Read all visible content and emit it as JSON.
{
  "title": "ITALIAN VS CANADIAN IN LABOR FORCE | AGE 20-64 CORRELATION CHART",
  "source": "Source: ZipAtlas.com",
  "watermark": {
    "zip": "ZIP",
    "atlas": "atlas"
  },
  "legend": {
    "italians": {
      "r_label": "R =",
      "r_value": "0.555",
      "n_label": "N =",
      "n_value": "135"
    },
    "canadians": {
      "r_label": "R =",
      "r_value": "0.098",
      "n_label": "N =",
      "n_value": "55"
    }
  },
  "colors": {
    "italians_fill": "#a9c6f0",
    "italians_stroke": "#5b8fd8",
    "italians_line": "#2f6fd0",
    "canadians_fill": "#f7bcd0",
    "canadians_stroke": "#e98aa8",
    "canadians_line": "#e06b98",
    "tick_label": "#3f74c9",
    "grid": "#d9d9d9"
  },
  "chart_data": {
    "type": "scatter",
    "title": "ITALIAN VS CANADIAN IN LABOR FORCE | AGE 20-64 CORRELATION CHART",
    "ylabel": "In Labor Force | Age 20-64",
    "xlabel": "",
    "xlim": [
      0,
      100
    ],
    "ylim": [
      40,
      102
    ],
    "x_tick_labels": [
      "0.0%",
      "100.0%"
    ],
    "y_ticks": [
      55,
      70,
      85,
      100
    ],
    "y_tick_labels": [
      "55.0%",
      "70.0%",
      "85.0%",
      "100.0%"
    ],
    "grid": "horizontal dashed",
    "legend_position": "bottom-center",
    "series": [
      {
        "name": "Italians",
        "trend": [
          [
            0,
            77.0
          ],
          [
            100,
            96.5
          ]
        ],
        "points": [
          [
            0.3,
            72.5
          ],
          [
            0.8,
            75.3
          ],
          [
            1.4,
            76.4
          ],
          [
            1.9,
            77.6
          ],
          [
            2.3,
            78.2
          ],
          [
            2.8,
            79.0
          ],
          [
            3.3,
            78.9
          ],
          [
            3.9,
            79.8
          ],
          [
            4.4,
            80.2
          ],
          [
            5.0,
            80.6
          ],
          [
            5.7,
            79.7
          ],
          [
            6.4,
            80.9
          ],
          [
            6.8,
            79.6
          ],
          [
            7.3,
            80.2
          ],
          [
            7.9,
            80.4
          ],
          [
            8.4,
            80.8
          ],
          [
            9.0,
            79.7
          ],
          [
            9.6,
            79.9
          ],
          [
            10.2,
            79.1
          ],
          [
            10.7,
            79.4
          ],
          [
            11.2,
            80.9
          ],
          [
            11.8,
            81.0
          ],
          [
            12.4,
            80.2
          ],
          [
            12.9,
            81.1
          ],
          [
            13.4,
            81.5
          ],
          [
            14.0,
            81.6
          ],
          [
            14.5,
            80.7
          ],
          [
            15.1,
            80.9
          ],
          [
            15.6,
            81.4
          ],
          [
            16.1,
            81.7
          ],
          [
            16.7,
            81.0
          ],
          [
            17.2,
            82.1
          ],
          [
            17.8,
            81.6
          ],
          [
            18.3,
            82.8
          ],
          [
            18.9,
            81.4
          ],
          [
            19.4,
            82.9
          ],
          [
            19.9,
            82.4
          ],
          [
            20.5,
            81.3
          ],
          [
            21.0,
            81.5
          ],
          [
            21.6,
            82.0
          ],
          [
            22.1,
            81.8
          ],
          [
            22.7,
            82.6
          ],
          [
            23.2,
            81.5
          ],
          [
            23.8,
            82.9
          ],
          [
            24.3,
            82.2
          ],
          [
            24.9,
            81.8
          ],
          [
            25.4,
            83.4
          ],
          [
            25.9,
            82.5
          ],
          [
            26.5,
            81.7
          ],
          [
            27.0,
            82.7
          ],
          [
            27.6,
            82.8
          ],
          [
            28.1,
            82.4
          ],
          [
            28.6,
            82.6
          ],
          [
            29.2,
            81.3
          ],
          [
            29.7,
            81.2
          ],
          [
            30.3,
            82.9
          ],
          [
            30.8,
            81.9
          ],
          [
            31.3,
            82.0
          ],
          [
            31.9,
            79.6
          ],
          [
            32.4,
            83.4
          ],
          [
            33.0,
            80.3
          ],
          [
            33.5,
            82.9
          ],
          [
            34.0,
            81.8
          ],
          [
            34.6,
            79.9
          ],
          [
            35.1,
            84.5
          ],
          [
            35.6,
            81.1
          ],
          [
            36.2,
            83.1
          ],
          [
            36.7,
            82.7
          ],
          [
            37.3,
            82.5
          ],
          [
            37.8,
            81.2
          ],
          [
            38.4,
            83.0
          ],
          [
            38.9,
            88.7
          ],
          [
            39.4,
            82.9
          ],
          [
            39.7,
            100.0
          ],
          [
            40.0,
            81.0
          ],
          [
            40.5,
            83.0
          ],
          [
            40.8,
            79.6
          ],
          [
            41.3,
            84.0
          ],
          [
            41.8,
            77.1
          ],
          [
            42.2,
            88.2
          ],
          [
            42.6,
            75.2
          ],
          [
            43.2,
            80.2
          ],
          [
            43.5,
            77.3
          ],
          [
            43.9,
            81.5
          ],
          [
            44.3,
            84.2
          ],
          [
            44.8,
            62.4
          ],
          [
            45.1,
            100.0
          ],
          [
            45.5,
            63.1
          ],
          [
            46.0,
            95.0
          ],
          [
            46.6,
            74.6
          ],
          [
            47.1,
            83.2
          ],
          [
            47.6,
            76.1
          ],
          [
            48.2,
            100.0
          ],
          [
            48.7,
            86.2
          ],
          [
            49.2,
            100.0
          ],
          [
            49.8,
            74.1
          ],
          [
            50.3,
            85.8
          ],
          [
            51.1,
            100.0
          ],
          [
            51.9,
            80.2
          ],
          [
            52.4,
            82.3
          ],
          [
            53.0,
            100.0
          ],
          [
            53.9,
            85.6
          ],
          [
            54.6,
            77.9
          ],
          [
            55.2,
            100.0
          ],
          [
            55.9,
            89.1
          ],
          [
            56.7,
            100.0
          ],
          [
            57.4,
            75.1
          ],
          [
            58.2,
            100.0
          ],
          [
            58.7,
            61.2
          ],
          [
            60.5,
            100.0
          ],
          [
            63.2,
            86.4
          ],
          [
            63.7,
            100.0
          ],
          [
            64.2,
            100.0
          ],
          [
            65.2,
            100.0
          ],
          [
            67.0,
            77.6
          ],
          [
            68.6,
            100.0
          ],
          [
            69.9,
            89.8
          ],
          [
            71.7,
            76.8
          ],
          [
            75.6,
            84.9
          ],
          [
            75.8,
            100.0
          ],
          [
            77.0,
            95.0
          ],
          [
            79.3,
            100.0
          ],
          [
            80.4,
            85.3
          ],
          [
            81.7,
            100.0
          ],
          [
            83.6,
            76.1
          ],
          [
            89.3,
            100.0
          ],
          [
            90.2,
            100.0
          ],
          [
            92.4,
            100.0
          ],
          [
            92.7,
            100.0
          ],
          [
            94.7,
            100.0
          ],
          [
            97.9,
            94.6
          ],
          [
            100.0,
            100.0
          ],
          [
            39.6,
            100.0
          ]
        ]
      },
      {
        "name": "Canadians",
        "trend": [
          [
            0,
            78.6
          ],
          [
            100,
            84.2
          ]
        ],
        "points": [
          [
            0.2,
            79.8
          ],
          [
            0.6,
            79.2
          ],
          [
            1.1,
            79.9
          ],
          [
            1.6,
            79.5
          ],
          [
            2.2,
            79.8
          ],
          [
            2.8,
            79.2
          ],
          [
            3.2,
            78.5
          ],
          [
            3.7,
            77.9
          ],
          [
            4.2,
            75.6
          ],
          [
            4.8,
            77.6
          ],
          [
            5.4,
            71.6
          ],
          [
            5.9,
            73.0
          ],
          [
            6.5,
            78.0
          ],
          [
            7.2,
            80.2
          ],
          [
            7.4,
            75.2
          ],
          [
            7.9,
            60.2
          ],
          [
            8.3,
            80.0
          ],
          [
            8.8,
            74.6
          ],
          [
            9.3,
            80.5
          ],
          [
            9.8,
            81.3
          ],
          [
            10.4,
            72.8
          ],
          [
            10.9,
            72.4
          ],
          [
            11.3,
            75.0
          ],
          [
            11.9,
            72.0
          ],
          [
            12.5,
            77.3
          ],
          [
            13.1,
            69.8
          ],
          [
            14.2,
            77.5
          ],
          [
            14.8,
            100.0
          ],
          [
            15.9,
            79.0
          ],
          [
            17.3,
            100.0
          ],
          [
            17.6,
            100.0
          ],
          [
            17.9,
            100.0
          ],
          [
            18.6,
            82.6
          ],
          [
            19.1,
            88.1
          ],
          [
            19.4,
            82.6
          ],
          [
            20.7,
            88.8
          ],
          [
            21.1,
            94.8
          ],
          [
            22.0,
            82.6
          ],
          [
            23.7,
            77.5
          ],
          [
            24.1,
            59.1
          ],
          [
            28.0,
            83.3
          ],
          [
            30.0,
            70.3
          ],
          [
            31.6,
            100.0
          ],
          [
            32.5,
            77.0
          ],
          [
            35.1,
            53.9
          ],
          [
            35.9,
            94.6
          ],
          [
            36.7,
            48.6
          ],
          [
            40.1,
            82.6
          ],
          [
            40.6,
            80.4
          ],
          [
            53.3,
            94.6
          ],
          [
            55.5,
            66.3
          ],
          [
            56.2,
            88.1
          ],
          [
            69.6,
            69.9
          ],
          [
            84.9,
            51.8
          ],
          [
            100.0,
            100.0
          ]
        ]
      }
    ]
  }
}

# Exercise task:
Extract each line holding the string "title".

# Solution for this exercise:
  "title": "ITALIAN VS CANADIAN IN LABOR FORCE | AGE 20-64 CORRELATION CHART",
    "title": "ITALIAN VS CANADIAN IN LABOR FORCE | AGE 20-64 CORRELATION CHART",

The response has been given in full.